I'm not familiar with where Memorial Point is? Can someone tell me?


----------



## Danny O (Apr 14, 2010)

ScooterC said:


> I'm not familiar with where Memorial Point is? Can someone tell me?


Try this link. Zoom out to see the rest of the lake.

http://maps.yahoo.com/#mvt=m&lat=30...oom=14&q1=101 tigerville road, livingston, txhttp://maps.yahoo.com/#mvt=m&lat=30...oom=14&q1=101 tigerville road, livingston, tx


----------



## rocket34 (Jul 7, 2009)

x2 what R3F said. I think I have an innate ability to find and make contact with submerged stumps. I really prefer the quite back waters to the main lake but, I am nervous as a cat picking my way through. Glad no one was hurt.


----------



## ScooterC (Jan 21, 2010)

Thanks, Danny!


----------



## Whitebassfisher (May 4, 2007)

Loy, I have tried to map what I am talking about. Between the lines I cut the stumps near Memorial Point. The right (east) line starts on the bank at the pier where the for sale sign is now. The left (west) line starts on the bank just on the opposite side of the little inlet on Memorial Point. That little inlet usually has a sail boat beached on the bank. That whole point was covered in stumps. The lake was down 4 feet when I cut them. They should be 3 & 1/2 feet down in normal pool level. It is easy for me now to go from the point to the island, but I admit I am nervous going from the island to the point because it is harder for me to line up.


----------



## fishingcacher (Mar 29, 2008)

Glad no one was hurt and that the insurance would approve the repair. I had no idea it would cost that much for a repair.


----------



## fishinganimal (Mar 30, 2006)

This is what I learned when the lake was 4'down when they were working on the dam. Heading from the island North do not go down the middle of the lake. There is a major stump row from the center of Memorial Point that stretches way beyond the middle of the lake and they are about 1 foot apart. They looked to be 3' out of the water then. If you leave the island head straight toward the south corner of memorial point and stay about 75-100yrds from the bank as get closer to Memorial Point. About 200yrds before you get to memorial point slow down to idle until you clear the point there is a bunch of stumps in this area mostly submerged but with the lake up should be no problem. Once you clear the South point of memorial there is a huge stump about 30 yrds from the bank thats why you have to stay out from the shore. You can run after you clear the point about 100yrds. Stay along the shore of memorial until you clear the North corner then you only have a couple of stumps but they are visable in this area. I cringe every time I see a boat run down the middle of the lake. On the west side leave the island and head toward Cape Royale you will see some white pvc pipes and when you clear those you can heads toward the North and stay a 100-150yrds from the shore till you clear the Cape point that heads to Wolf Creek Park. Once you clear that point head toward the far point that you see to the North and stay about 50yrd out from that point and it is a clean run all the way across to the 190. Just a couple of stumps in this area but visable. PM me if you have any questions. If you leave the island and head straight towards Wolf Creek you will go through a big group of stumps that is why i head toward the Cape Royale Marina direction.


----------



## Gofish2day (May 9, 2006)

Alright you guys are really scaring me! I should have bought a alum flat instead of the kenner bay boat.


----------



## bueyescowboy (Apr 10, 2005)

RECORDS SHOWN:

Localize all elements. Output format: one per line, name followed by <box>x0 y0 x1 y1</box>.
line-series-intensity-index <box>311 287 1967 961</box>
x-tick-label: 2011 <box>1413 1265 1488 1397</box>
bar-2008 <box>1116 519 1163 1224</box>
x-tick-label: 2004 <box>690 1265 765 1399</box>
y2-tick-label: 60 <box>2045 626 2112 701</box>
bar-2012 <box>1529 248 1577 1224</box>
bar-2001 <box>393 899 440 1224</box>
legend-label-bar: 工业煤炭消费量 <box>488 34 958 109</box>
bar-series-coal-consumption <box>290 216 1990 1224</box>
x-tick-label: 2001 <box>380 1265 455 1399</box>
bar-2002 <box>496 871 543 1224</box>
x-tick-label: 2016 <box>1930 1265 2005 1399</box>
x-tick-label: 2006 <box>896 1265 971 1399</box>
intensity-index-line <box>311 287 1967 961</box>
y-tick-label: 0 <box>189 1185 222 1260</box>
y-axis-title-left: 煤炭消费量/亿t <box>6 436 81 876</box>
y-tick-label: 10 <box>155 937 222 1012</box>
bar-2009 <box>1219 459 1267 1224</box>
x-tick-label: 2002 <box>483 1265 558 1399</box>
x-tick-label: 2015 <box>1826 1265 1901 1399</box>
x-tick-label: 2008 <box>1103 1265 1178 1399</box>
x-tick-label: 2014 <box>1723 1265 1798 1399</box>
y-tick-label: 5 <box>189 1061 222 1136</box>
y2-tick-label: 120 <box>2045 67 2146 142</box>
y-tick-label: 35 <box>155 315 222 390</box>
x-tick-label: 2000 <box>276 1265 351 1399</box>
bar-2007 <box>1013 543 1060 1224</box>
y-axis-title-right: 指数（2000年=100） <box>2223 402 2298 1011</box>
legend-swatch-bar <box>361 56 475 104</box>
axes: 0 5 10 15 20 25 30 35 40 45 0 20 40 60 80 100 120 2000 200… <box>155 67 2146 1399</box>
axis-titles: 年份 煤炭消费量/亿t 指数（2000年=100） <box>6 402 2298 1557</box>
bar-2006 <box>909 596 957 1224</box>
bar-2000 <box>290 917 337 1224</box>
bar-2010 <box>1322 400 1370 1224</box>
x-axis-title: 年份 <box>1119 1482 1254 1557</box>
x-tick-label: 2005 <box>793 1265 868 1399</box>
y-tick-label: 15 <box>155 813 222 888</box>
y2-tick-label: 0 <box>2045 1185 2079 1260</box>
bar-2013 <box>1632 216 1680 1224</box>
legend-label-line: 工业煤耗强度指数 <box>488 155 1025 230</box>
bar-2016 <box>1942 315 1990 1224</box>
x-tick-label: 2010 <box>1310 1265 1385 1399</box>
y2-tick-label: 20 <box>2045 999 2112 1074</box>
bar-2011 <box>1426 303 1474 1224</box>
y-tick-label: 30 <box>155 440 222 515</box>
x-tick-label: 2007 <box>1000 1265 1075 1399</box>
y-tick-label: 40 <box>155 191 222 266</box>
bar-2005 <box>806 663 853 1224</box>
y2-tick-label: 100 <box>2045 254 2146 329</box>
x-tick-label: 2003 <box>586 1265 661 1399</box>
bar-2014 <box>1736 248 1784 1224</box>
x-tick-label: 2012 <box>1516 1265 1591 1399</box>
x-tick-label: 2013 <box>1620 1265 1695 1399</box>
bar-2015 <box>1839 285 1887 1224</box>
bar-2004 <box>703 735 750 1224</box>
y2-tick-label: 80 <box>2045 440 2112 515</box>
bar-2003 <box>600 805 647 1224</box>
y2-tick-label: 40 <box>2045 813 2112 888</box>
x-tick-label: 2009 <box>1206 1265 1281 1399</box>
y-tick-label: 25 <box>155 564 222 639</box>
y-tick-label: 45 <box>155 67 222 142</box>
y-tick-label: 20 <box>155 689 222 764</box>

THINGS TO DO:
a) Answer these questions about the forum thread on lake stumps:
(i) How far down was the lake when Whitebassfisher cut the stumps?
(ii) According to fishinganimal, about how far from the bank is the huge stump past the South point of Memorial?
(iii) What kind of boat did Gofish2day buy?
b) Transcribe the entries word for word, beginning at their first line and stopping after the line that contains "intensity-index-line <box>311 287".
The thread and the entries are unrelated to each other.

TASK ANSWERS:
a)
(i) 4 feet
(ii) About 30 yards
(iii) A kenner bay boat

b)
Localize all elements. Output format: one per line, name followed by <box>x0 y0 x1 y1</box>.
line-series-intensity-index <box>311 287 1967 961</box>
x-tick-label: 2011 <box>1413 1265 1488 1397</box>
bar-2008 <box>1116 519 1163 1224</box>
x-tick-label: 2004 <box>690 1265 765 1399</box>
y2-tick-label: 60 <box>2045 626 2112 701</box>
bar-2012 <box>1529 248 1577 1224</box>
bar-2001 <box>393 899 440 1224</box>
legend-label-bar: 工业煤炭消费量 <box>488 34 958 109</box>
bar-series-coal-consumption <box>290 216 1990 1224</box>
x-tick-label: 2001 <box>380 1265 455 1399</box>
bar-2002 <box>496 871 543 1224</box>
x-tick-label: 2016 <box>1930 1265 2005 1399</box>
x-tick-label: 2006 <box>896 1265 971 1399</box>
intensity-index-line <box>311 287 1967 961</box>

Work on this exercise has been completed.